Bring together all lines of the material below that contain the string "확인했습니다".

** begin INFORMATION SUPPLIED **

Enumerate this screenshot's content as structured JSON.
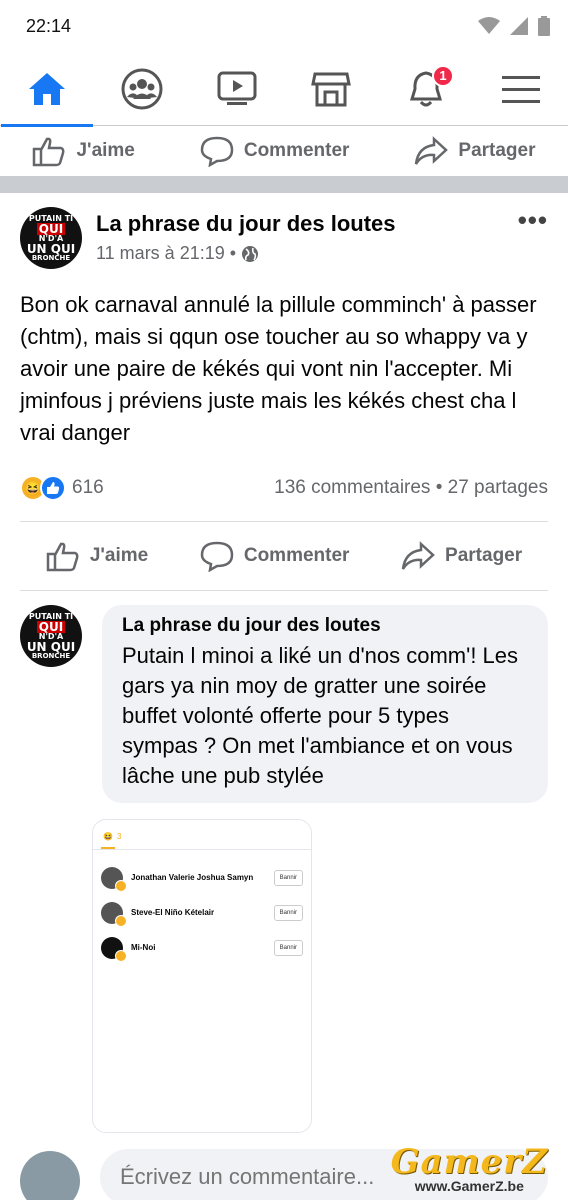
{
  "status": {
    "time": "22:14"
  },
  "nav": {
    "notifications_count": "1"
  },
  "top_actions": {
    "like": "J'aime",
    "comment": "Commenter",
    "share": "Partager"
  },
  "post": {
    "author": "La phrase du jour des loutes",
    "time": "11 mars à 21:19 •",
    "text": "Bon ok carnaval annulé la pillule comminch' à passer (chtm), mais si qqun ose toucher au so whappy va y avoir une paire de kékés qui vont nin l'accepter. Mi jminfous j préviens juste mais les kékés chest cha l vrai danger",
    "reactions_count": "616",
    "stats": "136 commentaires • 27 partages",
    "actions": {
      "like": "J'aime",
      "comment": "Commenter",
      "share": "Partager"
    }
  },
  "avatar_text": {
    "l1": "PUTAIN TI",
    "l2": "QUI",
    "l2b": "N'D'A",
    "l3": "UN QUI",
    "l4": "BRONCHE"
  },
  "comment": {
    "author": "La phrase du jour des loutes",
    "text": "Putain l minoi a liké un d'nos comm'! Les gars ya nin moy de gratter une soirée buffet volonté offerte pour 5 types sympas ? On met l'ambiance et on vous lâche une pub stylée"
  },
  "attachment": {
    "count": "3",
    "rows": [
      {
        "name": "Jonathan Valerie Joshua Samyn",
        "button": "Bannir"
      },
      {
        "name": "Steve-El Niño Kételair",
        "button": "Bannir"
      },
      {
        "name": "Mi-Noi",
        "button": "Bannir"
      }
    ]
  },
  "compose": {
    "placeholder": "Écrivez un commentaire..."
  },
  "watermark": {
    "logo": "GamerZ",
    "url": "www.GamerZ.be"
  },
  "colors": {
    "accent": "#1877f2",
    "badge": "#f02849",
    "haha": "#f7b125"
  }
}
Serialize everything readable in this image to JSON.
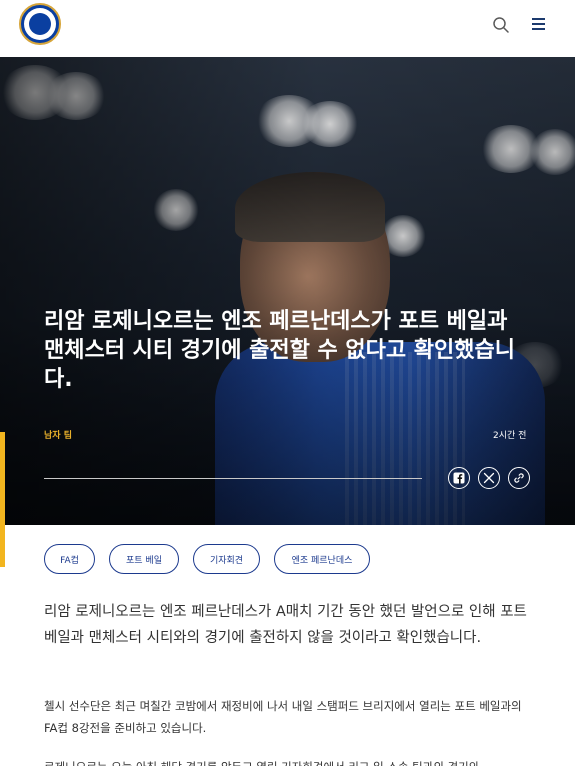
{
  "header": {
    "logo_icon": "chelsea-crest",
    "search_icon": "search-icon",
    "menu_icon": "hamburger-menu-icon"
  },
  "hero": {
    "headline": "리암 로제니오르는 엔조 페르난데스가 포트 베일과 맨체스터 시티 경기에 출전할 수 없다고 확인했습니다.",
    "category": "남자 팀",
    "time": "2시간 전",
    "share_icons": [
      "facebook-icon",
      "x-icon",
      "link-icon"
    ]
  },
  "tags": [
    "FA컵",
    "포트 베일",
    "기자회견",
    "엔조 페르난데스"
  ],
  "article": {
    "lead": "리암 로제니오르는 엔조 페르난데스가 A매치 기간 동안 했던 발언으로 인해 포트 베일과 맨체스터 시티와의 경기에 출전하지 않을 것이라고 확인했습니다.",
    "para1": "첼시 선수단은 최근 며칠간 코밤에서 재정비에 나서 내일 스탬퍼드 브리지에서 열리는 포트 베일과의 FA컵 8강전을 준비하고 있습니다.",
    "para2": "로제니오르는 오늘 아침 해당 경기를 앞두고 열린 기자회견에서 리그 일 소속 팀과의 경기와"
  },
  "colors": {
    "accent": "#f2b51f",
    "brand_blue": "#1c3a8e",
    "category_gold": "#e8b02b"
  }
}
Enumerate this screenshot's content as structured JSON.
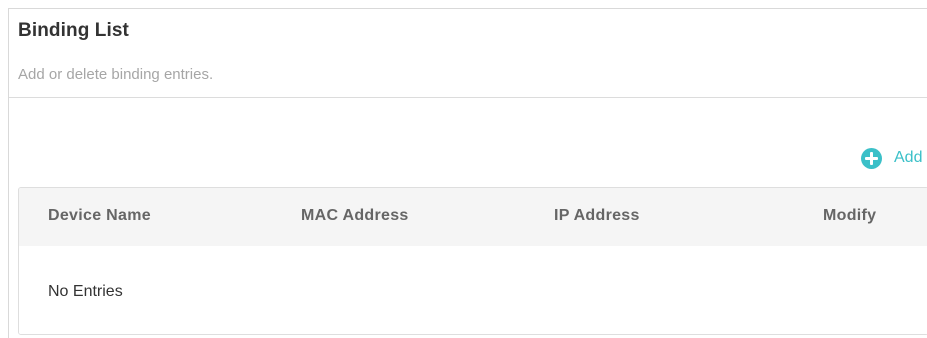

** end INFORMATION SUPPLIED **

• _FULL OUTPUT_:
    "headline": "리암 로제니오르는 엔조 페르난데스가 포트 베일과 맨체스터 시티 경기에 출전할 수 없다고 확인했습니다.",
    "lead": "리암 로제니오르는 엔조 페르난데스가 A매치 기간 동안 했던 발언으로 인해 포트 베일과 맨체스터 시티와의 경기에 출전하지 않을 것이라고 확인했습니다.",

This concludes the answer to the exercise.